- _Aim_
State how many lines of the entries hold the string "Surround", and output nothing but that count.

- _Material for this task_
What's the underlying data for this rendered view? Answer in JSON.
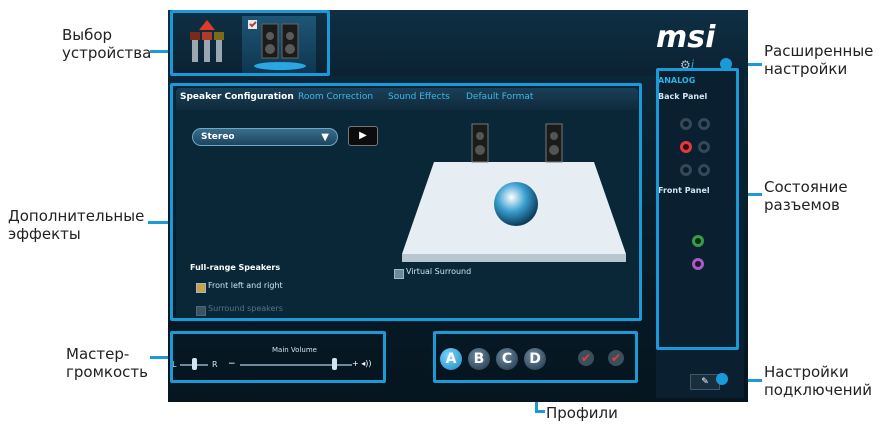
{
  "annotations": {
    "device_select": "Выбор устройства",
    "advanced_settings": "Расширенные настройки",
    "additional_effects": "Дополнительные эффекты",
    "jack_status": "Состояние разъемов",
    "master_volume": "Мастер-громкость",
    "connection_settings": "Настройки подключений",
    "profiles": "Профили"
  },
  "app": {
    "logo": "msi",
    "tabs": [
      "Speaker Configuration",
      "Room Correction",
      "Sound Effects",
      "Default Format"
    ],
    "config_select": "Stereo",
    "full_range_title": "Full-range Speakers",
    "front_left_right": "Front left and right",
    "surround_speakers": "Surround speakers",
    "virtual_surround": "Virtual Surround",
    "analog_label": "ANALOG",
    "back_panel": "Back Panel",
    "front_panel": "Front Panel",
    "main_volume": "Main Volume",
    "vol_left": "L",
    "vol_right": "R",
    "vol_minus": "−",
    "vol_plus": "+ ◂))",
    "profiles": [
      "A",
      "B",
      "C",
      "D"
    ]
  },
  "colors": {
    "accent": "#1a9ad6",
    "app_bg": "#0b2b3f",
    "link": "#3fb7ea"
  }
}
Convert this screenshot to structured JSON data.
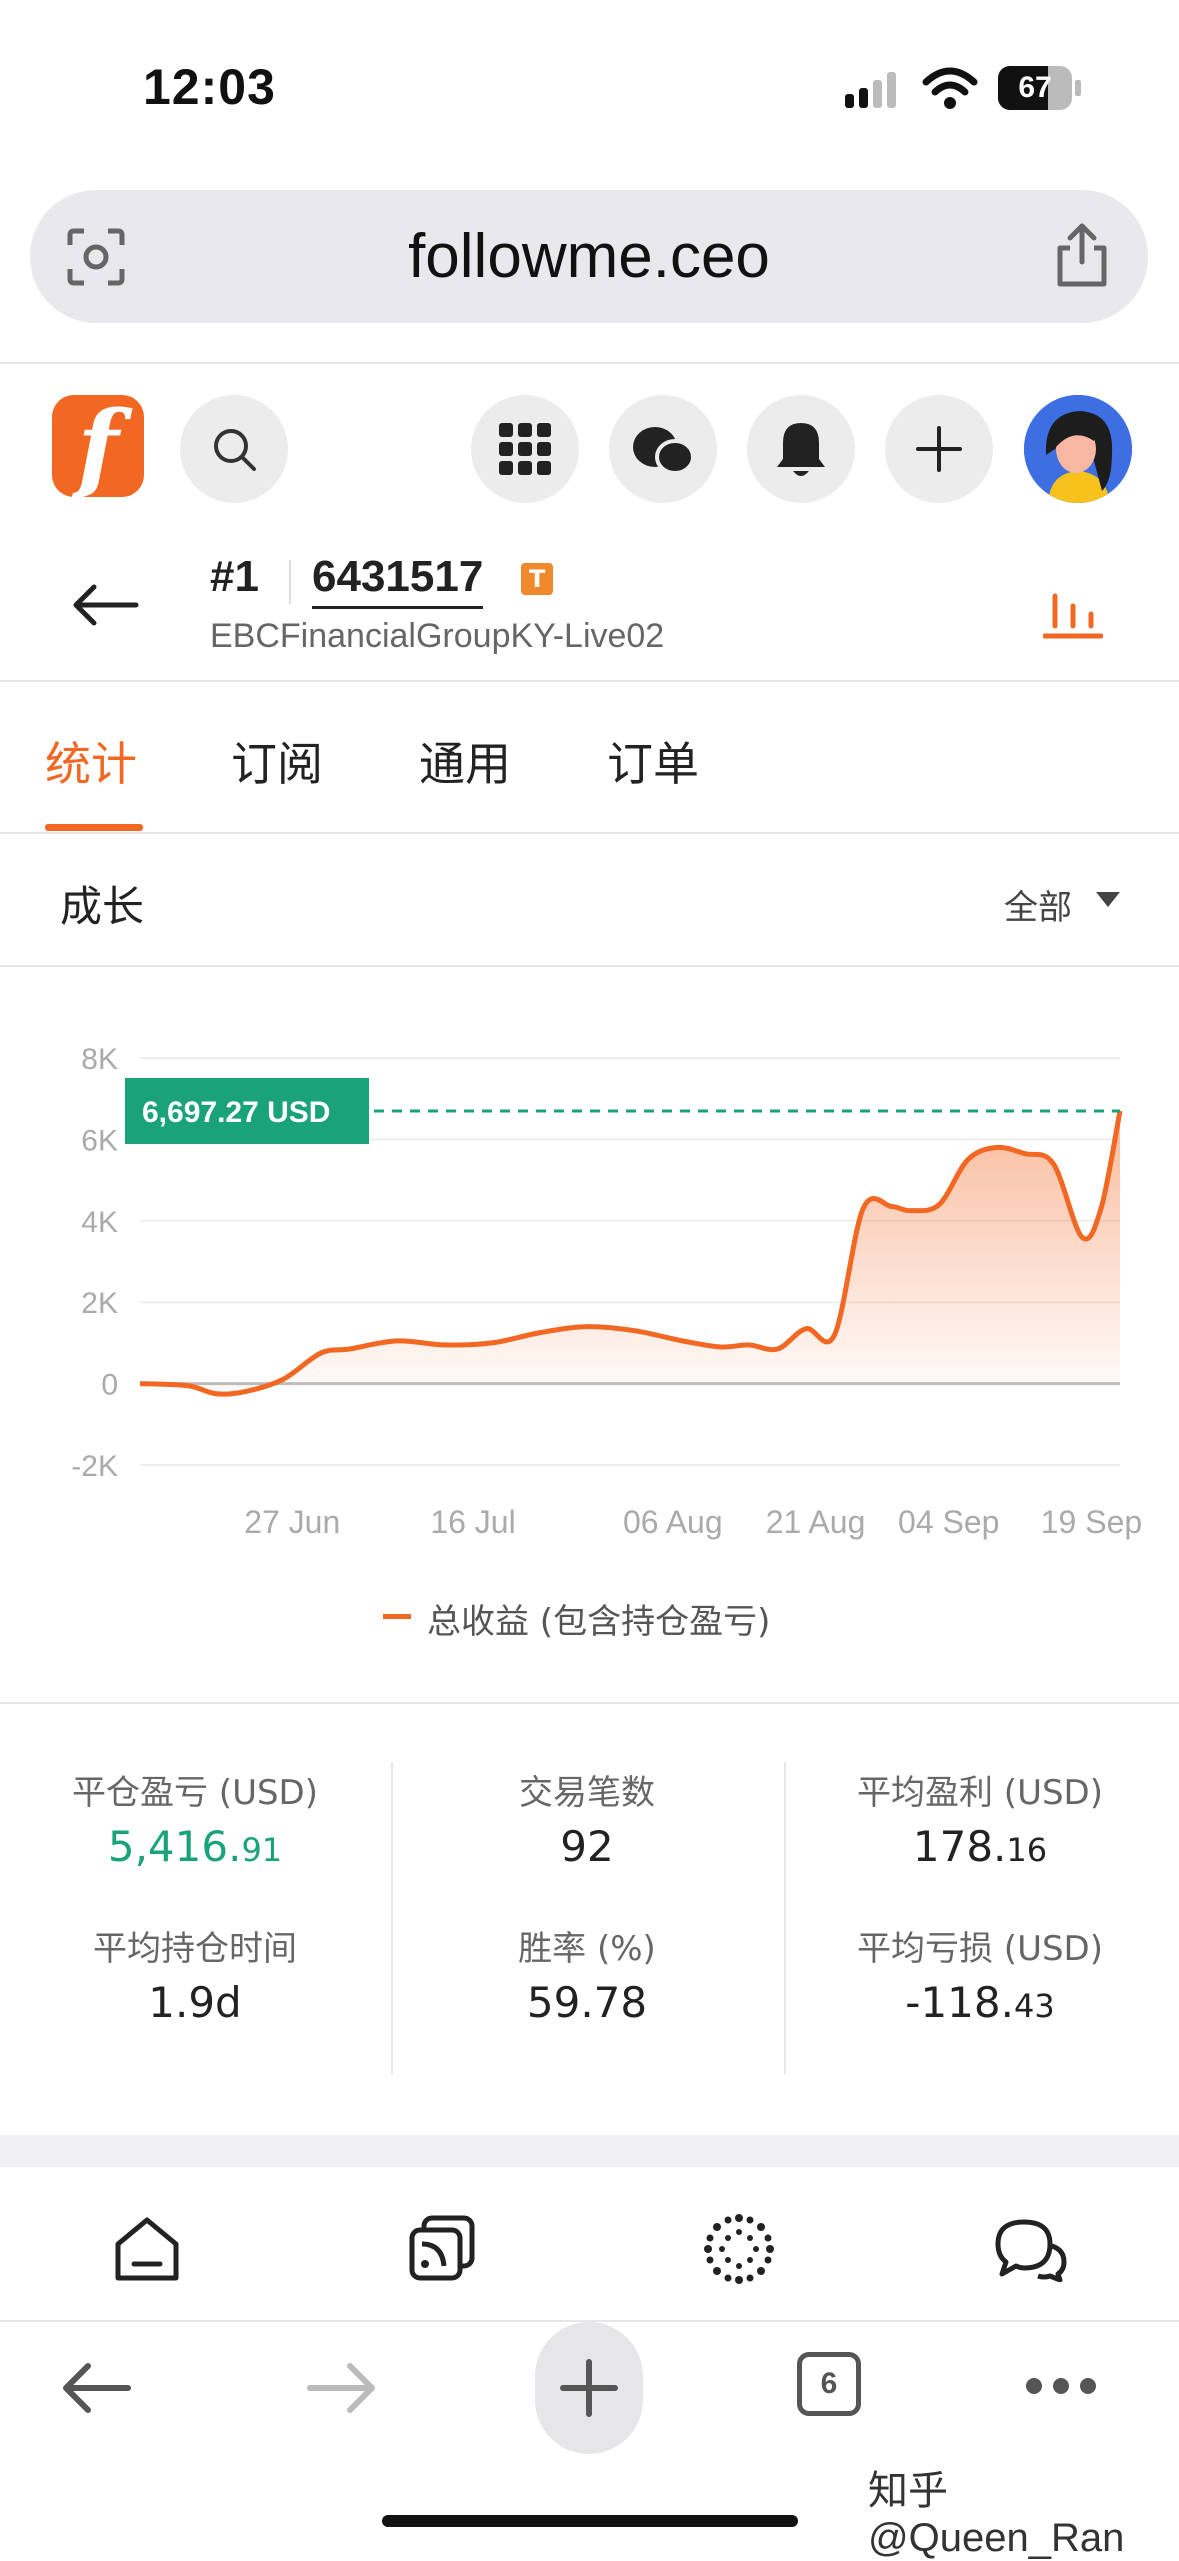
{
  "status_bar": {
    "time": "12:03",
    "battery": "67"
  },
  "browser": {
    "url": "followme.ceo",
    "tab_count": "6"
  },
  "account": {
    "rank": "#1",
    "number": "6431517",
    "badge": "T",
    "server": "EBCFinancialGroupKY-Live02"
  },
  "tabs": [
    {
      "label": "统计"
    },
    {
      "label": "订阅"
    },
    {
      "label": "通用"
    },
    {
      "label": "订单"
    }
  ],
  "growth": {
    "title": "成长",
    "range": "全部",
    "current_label": "6,697.27 USD",
    "legend": "总收益 (包含持仓盈亏)"
  },
  "chart_data": {
    "type": "area",
    "y_ticks": [
      "8K",
      "6K",
      "4K",
      "2K",
      "0",
      "-2K"
    ],
    "x_ticks": [
      "27 Jun",
      "16 Jul",
      "06 Aug",
      "21 Aug",
      "04 Sep",
      "19 Sep"
    ],
    "ylim": [
      -2000,
      8000
    ],
    "current_value": 6697.27,
    "series": [
      {
        "name": "总收益 (包含持仓盈亏)",
        "color": "#f26722",
        "x": [
          "2024-06-11",
          "2024-06-16",
          "2024-06-19",
          "2024-06-22",
          "2024-06-26",
          "2024-06-30",
          "2024-07-03",
          "2024-07-08",
          "2024-07-13",
          "2024-07-18",
          "2024-07-23",
          "2024-07-28",
          "2024-08-02",
          "2024-08-07",
          "2024-08-11",
          "2024-08-14",
          "2024-08-17",
          "2024-08-20",
          "2024-08-23",
          "2024-08-26",
          "2024-08-29",
          "2024-08-31",
          "2024-09-03",
          "2024-09-06",
          "2024-09-09",
          "2024-09-12",
          "2024-09-15",
          "2024-09-18",
          "2024-09-20",
          "2024-09-22"
        ],
        "y": [
          0,
          -50,
          -250,
          -200,
          100,
          750,
          850,
          1050,
          950,
          1000,
          1250,
          1400,
          1300,
          1050,
          900,
          950,
          850,
          1350,
          1200,
          4300,
          4350,
          4250,
          4400,
          5500,
          5800,
          5650,
          5400,
          3600,
          4300,
          6697.27
        ]
      }
    ]
  },
  "stats": [
    {
      "label": "平仓盈亏 (USD)",
      "int": "5,416.",
      "dec": "91",
      "color": "#1aa37a"
    },
    {
      "label": "交易笔数",
      "int": "92",
      "dec": ""
    },
    {
      "label": "平均盈利 (USD)",
      "int": "178.",
      "dec": "16"
    },
    {
      "label": "平均持仓时间",
      "int": "1.9d",
      "dec": ""
    },
    {
      "label": "胜率 (%)",
      "int": "59.78",
      "dec": ""
    },
    {
      "label": "平均亏损 (USD)",
      "int": "-118.",
      "dec": "43"
    }
  ],
  "watermark": "知乎 @Queen_Ran"
}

- _Solution to the exercise_
2